─── ROWS ───

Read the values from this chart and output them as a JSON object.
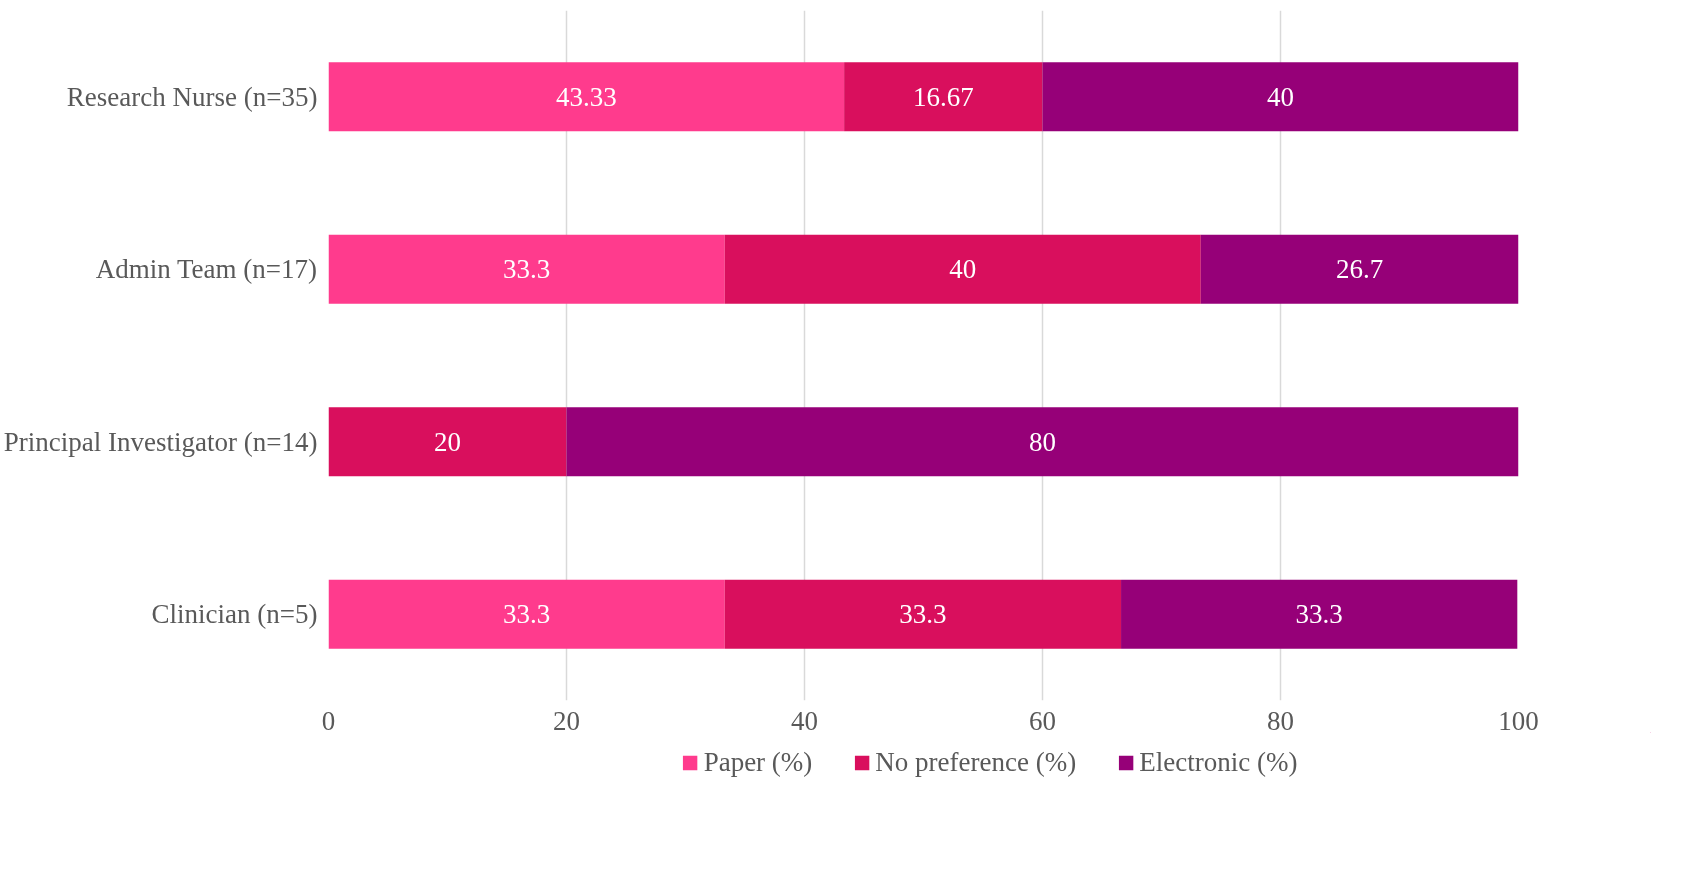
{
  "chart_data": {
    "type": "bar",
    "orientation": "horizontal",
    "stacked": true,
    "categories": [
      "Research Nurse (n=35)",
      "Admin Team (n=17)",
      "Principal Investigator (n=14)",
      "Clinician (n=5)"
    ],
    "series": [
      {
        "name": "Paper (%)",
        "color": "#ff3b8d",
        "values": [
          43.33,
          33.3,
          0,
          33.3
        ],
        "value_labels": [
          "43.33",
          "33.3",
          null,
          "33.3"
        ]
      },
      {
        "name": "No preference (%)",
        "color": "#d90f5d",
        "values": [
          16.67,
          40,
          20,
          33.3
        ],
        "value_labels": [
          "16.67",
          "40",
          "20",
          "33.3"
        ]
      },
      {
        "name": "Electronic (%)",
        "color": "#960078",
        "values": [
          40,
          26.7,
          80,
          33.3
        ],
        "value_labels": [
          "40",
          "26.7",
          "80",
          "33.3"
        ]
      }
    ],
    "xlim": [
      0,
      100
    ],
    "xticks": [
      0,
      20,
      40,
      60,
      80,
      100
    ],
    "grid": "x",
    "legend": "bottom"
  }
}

───

- **TASK GOAL**
Pick out each line above that includes "name" and show it.

- **ANSWER TO THIS EXERCISE**
        "name": "Paper (%)",
        "name": "No preference (%)",
        "name": "Electronic (%)",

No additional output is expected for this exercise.